## start Provided entries

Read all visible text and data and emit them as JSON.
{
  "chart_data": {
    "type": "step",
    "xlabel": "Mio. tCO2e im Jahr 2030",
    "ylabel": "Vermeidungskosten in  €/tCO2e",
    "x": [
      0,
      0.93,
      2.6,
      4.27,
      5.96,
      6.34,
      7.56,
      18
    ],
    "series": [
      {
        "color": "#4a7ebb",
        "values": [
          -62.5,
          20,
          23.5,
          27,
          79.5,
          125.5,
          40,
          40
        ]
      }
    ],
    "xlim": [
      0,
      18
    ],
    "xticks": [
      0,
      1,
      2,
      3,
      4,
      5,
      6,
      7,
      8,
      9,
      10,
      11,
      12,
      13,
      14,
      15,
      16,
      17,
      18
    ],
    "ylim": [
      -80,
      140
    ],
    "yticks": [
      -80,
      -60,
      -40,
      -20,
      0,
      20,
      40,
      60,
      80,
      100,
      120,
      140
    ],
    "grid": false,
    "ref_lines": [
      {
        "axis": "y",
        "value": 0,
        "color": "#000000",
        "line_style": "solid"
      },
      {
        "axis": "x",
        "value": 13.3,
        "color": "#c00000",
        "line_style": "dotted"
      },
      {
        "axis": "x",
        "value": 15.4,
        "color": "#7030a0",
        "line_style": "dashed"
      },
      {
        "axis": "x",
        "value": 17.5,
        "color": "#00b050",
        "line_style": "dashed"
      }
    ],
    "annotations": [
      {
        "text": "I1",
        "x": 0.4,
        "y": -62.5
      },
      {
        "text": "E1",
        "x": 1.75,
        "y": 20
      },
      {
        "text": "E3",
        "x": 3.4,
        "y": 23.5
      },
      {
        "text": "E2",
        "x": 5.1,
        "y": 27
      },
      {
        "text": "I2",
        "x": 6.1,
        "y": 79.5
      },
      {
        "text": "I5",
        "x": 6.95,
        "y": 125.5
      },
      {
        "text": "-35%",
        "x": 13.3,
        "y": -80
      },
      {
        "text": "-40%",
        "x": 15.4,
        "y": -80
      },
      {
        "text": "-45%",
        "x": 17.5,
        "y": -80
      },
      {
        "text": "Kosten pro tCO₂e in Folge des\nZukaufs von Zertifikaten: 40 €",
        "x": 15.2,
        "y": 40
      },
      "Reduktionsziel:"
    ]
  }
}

## end Provided entries
## start Provided entries

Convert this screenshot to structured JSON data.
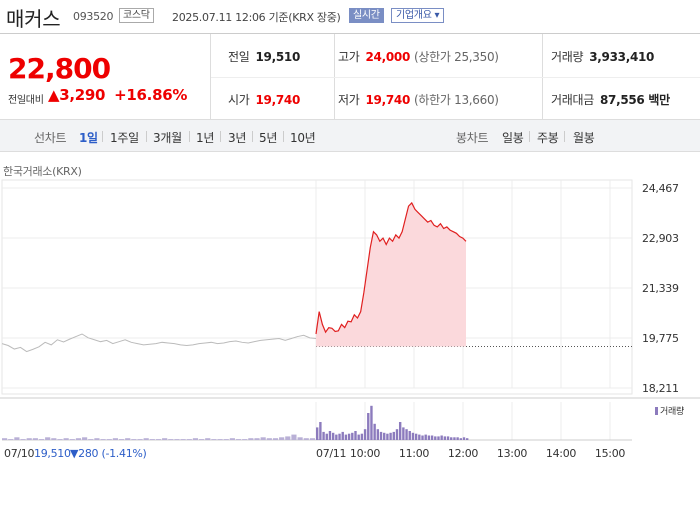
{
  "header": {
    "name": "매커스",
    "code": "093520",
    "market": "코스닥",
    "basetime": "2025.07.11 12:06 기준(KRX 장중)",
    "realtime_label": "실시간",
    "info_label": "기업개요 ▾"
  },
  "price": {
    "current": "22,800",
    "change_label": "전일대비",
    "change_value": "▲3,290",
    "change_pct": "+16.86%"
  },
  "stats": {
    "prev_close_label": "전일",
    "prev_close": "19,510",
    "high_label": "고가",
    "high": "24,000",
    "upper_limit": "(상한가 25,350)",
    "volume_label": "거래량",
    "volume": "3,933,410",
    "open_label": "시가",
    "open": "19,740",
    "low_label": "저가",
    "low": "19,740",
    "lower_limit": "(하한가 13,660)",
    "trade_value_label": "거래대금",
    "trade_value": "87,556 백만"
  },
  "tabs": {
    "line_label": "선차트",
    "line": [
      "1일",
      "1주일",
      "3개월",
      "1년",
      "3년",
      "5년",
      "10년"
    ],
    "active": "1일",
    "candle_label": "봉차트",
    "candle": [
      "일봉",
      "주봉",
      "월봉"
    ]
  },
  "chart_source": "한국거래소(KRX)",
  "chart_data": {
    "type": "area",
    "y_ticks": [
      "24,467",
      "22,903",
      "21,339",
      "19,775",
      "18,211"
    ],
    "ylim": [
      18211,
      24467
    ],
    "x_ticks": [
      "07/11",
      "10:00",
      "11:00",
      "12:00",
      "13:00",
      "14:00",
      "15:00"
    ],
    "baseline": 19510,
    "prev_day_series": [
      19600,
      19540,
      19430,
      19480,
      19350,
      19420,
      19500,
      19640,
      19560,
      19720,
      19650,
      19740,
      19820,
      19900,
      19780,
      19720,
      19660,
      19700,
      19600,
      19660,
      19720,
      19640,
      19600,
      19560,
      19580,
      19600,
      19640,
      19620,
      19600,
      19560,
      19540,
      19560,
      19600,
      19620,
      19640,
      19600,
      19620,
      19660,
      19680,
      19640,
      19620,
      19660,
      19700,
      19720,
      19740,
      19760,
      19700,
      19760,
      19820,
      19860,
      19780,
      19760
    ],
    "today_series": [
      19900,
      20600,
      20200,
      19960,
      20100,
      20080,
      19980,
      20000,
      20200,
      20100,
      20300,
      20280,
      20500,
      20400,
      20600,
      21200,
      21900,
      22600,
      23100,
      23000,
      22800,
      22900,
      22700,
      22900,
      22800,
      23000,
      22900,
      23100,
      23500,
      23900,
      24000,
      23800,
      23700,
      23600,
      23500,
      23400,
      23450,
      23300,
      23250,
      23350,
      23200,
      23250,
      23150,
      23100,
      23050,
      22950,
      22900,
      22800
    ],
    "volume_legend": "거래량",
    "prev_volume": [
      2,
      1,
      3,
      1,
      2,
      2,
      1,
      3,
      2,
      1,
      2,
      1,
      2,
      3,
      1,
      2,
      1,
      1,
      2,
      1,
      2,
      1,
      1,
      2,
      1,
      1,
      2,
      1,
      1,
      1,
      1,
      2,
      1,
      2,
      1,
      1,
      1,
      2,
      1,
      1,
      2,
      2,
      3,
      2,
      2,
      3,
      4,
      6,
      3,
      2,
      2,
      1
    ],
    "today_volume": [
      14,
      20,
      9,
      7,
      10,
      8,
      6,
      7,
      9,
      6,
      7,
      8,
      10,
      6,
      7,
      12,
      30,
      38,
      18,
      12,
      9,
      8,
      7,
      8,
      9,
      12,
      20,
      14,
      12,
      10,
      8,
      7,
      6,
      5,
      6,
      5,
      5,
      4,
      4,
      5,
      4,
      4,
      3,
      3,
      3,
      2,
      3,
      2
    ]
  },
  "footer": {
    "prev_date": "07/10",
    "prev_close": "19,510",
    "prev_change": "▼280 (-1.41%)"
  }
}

## end Provided entries
## start Provided entries

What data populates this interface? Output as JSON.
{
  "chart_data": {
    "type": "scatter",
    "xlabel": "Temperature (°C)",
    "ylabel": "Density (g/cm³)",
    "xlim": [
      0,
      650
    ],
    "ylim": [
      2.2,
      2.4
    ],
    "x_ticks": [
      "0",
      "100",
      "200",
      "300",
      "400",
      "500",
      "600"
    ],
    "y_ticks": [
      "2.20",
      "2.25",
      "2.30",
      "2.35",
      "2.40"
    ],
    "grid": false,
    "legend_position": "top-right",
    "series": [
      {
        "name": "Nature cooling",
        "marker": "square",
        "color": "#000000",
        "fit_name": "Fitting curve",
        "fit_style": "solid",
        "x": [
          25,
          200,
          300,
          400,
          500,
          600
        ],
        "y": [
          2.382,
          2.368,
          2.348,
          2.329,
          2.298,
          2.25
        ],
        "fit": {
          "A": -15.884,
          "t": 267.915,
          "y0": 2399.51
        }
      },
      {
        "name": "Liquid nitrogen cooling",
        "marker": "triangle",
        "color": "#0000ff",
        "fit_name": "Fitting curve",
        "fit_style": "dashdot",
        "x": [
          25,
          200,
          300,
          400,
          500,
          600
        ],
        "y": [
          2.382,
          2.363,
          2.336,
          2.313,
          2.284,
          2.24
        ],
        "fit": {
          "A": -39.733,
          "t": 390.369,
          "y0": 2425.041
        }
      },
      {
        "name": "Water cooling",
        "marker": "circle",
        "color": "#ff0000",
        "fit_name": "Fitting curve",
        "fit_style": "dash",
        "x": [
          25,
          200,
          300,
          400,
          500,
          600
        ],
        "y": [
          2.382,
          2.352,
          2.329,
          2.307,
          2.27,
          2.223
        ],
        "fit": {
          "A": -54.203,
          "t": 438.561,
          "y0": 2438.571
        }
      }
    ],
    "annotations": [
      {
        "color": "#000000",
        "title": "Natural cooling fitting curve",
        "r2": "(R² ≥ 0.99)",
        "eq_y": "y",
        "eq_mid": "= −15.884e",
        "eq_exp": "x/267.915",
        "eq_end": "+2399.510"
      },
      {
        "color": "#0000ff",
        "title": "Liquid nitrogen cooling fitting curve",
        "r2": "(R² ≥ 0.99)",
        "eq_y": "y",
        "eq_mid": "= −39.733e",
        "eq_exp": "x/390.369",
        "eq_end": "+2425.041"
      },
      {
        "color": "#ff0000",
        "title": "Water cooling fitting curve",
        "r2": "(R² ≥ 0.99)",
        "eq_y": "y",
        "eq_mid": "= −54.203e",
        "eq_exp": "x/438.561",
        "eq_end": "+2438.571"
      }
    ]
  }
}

## end Provided entries

**What you are asked to do**. Copy every line of the entries above in which "JSON" occurs.

**Problem solution**.
Read all visible text and data and emit them as JSON.
Convert this screenshot to structured JSON data.
What data populates this interface? Output as JSON.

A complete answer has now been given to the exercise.